§ PROVIDED RECORDS
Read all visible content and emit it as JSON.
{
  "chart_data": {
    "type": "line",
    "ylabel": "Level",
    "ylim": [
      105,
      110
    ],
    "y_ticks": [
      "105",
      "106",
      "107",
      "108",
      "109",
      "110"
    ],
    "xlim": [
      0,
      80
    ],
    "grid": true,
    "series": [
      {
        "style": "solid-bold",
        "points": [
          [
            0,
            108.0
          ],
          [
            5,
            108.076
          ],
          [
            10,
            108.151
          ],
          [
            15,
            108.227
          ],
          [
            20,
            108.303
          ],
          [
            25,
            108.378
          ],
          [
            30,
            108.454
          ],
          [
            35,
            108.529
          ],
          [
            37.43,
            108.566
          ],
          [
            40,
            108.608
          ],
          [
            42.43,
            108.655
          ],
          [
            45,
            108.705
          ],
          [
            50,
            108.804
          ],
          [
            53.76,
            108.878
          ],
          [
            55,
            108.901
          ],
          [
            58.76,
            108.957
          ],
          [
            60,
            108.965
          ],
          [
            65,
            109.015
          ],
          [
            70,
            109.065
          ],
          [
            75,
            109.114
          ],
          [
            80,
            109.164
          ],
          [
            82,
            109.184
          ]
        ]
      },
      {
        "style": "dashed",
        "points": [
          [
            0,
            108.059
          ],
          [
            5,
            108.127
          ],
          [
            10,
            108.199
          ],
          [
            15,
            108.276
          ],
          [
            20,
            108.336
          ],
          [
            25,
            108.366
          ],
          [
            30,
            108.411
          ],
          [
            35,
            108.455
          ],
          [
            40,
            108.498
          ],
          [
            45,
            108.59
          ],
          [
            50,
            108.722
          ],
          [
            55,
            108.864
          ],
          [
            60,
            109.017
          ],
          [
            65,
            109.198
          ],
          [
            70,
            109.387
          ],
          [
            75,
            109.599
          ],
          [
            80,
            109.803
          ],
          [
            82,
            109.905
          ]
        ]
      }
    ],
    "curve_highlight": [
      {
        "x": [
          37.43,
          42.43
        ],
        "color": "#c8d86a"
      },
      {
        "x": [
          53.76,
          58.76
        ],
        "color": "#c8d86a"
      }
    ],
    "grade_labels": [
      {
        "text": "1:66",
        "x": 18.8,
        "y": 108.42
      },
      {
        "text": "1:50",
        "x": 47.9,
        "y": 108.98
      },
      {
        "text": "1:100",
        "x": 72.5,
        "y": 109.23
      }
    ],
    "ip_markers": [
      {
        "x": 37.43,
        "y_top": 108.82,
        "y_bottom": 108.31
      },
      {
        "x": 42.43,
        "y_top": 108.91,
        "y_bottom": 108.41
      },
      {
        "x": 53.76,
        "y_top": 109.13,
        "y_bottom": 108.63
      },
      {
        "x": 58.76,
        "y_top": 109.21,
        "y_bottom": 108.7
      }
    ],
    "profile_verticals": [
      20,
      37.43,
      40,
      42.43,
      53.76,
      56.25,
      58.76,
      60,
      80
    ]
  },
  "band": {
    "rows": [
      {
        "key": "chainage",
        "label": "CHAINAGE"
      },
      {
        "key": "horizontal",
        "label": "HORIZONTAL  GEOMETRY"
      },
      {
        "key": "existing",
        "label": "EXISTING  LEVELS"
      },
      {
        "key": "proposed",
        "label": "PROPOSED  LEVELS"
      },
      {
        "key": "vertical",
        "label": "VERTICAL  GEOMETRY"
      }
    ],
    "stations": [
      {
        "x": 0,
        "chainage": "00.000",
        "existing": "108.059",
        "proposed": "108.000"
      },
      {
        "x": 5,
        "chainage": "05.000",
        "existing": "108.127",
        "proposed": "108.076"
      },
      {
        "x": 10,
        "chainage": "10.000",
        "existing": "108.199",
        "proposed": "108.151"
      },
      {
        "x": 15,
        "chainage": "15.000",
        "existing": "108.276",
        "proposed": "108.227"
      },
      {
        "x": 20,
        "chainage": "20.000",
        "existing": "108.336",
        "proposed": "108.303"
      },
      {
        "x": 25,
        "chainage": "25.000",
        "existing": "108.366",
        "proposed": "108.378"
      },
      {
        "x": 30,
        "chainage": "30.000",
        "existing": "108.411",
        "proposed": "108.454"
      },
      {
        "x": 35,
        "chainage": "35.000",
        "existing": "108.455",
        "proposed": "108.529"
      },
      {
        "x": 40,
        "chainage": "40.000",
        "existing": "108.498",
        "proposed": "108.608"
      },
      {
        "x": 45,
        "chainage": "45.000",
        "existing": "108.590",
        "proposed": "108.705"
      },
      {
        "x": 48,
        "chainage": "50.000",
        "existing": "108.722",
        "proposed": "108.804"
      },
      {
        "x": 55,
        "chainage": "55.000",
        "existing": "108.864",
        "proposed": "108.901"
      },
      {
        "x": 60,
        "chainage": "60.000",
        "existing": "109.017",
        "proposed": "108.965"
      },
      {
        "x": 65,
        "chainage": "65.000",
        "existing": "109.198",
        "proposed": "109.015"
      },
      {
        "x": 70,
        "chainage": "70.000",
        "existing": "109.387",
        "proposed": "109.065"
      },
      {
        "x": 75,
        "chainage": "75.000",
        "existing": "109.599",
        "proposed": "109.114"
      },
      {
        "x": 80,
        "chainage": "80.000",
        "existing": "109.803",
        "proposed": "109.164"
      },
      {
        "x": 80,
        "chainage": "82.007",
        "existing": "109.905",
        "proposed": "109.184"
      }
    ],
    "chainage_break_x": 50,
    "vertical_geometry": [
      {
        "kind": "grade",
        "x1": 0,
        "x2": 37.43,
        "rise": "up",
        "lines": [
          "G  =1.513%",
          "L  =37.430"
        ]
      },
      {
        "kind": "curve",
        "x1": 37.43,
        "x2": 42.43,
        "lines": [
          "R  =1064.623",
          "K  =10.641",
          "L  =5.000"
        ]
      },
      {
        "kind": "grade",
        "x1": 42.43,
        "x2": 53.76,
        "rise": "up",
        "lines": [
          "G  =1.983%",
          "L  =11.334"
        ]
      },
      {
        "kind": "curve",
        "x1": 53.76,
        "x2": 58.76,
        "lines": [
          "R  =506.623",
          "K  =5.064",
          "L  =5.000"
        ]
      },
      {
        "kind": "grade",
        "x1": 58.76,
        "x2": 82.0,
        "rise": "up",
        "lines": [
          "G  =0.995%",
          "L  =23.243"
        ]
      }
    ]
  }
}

§ WHAT TO PRODUCE
Return all the data above once more, precisely as given.

§ EXPECTED ANSWER
Read all visible content and emit it as JSON.
{
  "chart_data": {
    "type": "line",
    "ylabel": "Level",
    "ylim": [
      105,
      110
    ],
    "y_ticks": [
      "105",
      "106",
      "107",
      "108",
      "109",
      "110"
    ],
    "xlim": [
      0,
      80
    ],
    "grid": true,
    "series": [
      {
        "style": "solid-bold",
        "points": [
          [
            0,
            108.0
          ],
          [
            5,
            108.076
          ],
          [
            10,
            108.151
          ],
          [
            15,
            108.227
          ],
          [
            20,
            108.303
          ],
          [
            25,
            108.378
          ],
          [
            30,
            108.454
          ],
          [
            35,
            108.529
          ],
          [
            37.43,
            108.566
          ],
          [
            40,
            108.608
          ],
          [
            42.43,
            108.655
          ],
          [
            45,
            108.705
          ],
          [
            50,
            108.804
          ],
          [
            53.76,
            108.878
          ],
          [
            55,
            108.901
          ],
          [
            58.76,
            108.957
          ],
          [
            60,
            108.965
          ],
          [
            65,
            109.015
          ],
          [
            70,
            109.065
          ],
          [
            75,
            109.114
          ],
          [
            80,
            109.164
          ],
          [
            82,
            109.184
          ]
        ]
      },
      {
        "style": "dashed",
        "points": [
          [
            0,
            108.059
          ],
          [
            5,
            108.127
          ],
          [
            10,
            108.199
          ],
          [
            15,
            108.276
          ],
          [
            20,
            108.336
          ],
          [
            25,
            108.366
          ],
          [
            30,
            108.411
          ],
          [
            35,
            108.455
          ],
          [
            40,
            108.498
          ],
          [
            45,
            108.59
          ],
          [
            50,
            108.722
          ],
          [
            55,
            108.864
          ],
          [
            60,
            109.017
          ],
          [
            65,
            109.198
          ],
          [
            70,
            109.387
          ],
          [
            75,
            109.599
          ],
          [
            80,
            109.803
          ],
          [
            82,
            109.905
          ]
        ]
      }
    ],
    "curve_highlight": [
      {
        "x": [
          37.43,
          42.43
        ],
        "color": "#c8d86a"
      },
      {
        "x": [
          53.76,
          58.76
        ],
        "color": "#c8d86a"
      }
    ],
    "grade_labels": [
      {
        "text": "1:66",
        "x": 18.8,
        "y": 108.42
      },
      {
        "text": "1:50",
        "x": 47.9,
        "y": 108.98
      },
      {
        "text": "1:100",
        "x": 72.5,
        "y": 109.23
      }
    ],
    "ip_markers": [
      {
        "x": 37.43,
        "y_top": 108.82,
        "y_bottom": 108.31
      },
      {
        "x": 42.43,
        "y_top": 108.91,
        "y_bottom": 108.41
      },
      {
        "x": 53.76,
        "y_top": 109.13,
        "y_bottom": 108.63
      },
      {
        "x": 58.76,
        "y_top": 109.21,
        "y_bottom": 108.7
      }
    ],
    "profile_verticals": [
      20,
      37.43,
      40,
      42.43,
      53.76,
      56.25,
      58.76,
      60,
      80
    ]
  },
  "band": {
    "rows": [
      {
        "key": "chainage",
        "label": "CHAINAGE"
      },
      {
        "key": "horizontal",
        "label": "HORIZONTAL  GEOMETRY"
      },
      {
        "key": "existing",
        "label": "EXISTING  LEVELS"
      },
      {
        "key": "proposed",
        "label": "PROPOSED  LEVELS"
      },
      {
        "key": "vertical",
        "label": "VERTICAL  GEOMETRY"
      }
    ],
    "stations": [
      {
        "x": 0,
        "chainage": "00.000",
        "existing": "108.059",
        "proposed": "108.000"
      },
      {
        "x": 5,
        "chainage": "05.000",
        "existing": "108.127",
        "proposed": "108.076"
      },
      {
        "x": 10,
        "chainage": "10.000",
        "existing": "108.199",
        "proposed": "108.151"
      },
      {
        "x": 15,
        "chainage": "15.000",
        "existing": "108.276",
        "proposed": "108.227"
      },
      {
        "x": 20,
        "chainage": "20.000",
        "existing": "108.336",
        "proposed": "108.303"
      },
      {
        "x": 25,
        "chainage": "25.000",
        "existing": "108.366",
        "proposed": "108.378"
      },
      {
        "x": 30,
        "chainage": "30.000",
        "existing": "108.411",
        "proposed": "108.454"
      },
      {
        "x": 35,
        "chainage": "35.000",
        "existing": "108.455",
        "proposed": "108.529"
      },
      {
        "x": 40,
        "chainage": "40.000",
        "existing": "108.498",
        "proposed": "108.608"
      },
      {
        "x": 45,
        "chainage": "45.000",
        "existing": "108.590",
        "proposed": "108.705"
      },
      {
        "x": 48,
        "chainage": "50.000",
        "existing": "108.722",
        "proposed": "108.804"
      },
      {
        "x": 55,
        "chainage": "55.000",
        "existing": "108.864",
        "proposed": "108.901"
      },
      {
        "x": 60,
        "chainage": "60.000",
        "existing": "109.017",
        "proposed": "108.965"
      },
      {
        "x": 65,
        "chainage": "65.000",
        "existing": "109.198",
        "proposed": "109.015"
      },
      {
        "x": 70,
        "chainage": "70.000",
        "existing": "109.387",
        "proposed": "109.065"
      },
      {
        "x": 75,
        "chainage": "75.000",
        "existing": "109.599",
        "proposed": "109.114"
      },
      {
        "x": 80,
        "chainage": "80.000",
        "existing": "109.803",
        "proposed": "109.164"
      },
      {
        "x": 80,
        "chainage": "82.007",
        "existing": "109.905",
        "proposed": "109.184"
      }
    ],
    "chainage_break_x": 50,
    "vertical_geometry": [
      {
        "kind": "grade",
        "x1": 0,
        "x2": 37.43,
        "rise": "up",
        "lines": [
          "G  =1.513%",
          "L  =37.430"
        ]
      },
      {
        "kind": "curve",
        "x1": 37.43,
        "x2": 42.43,
        "lines": [
          "R  =1064.623",
          "K  =10.641",
          "L  =5.000"
        ]
      },
      {
        "kind": "grade",
        "x1": 42.43,
        "x2": 53.76,
        "rise": "up",
        "lines": [
          "G  =1.983%",
          "L  =11.334"
        ]
      },
      {
        "kind": "curve",
        "x1": 53.76,
        "x2": 58.76,
        "lines": [
          "R  =506.623",
          "K  =5.064",
          "L  =5.000"
        ]
      },
      {
        "kind": "grade",
        "x1": 58.76,
        "x2": 82.0,
        "rise": "up",
        "lines": [
          "G  =0.995%",
          "L  =23.243"
        ]
      }
    ]
  }
}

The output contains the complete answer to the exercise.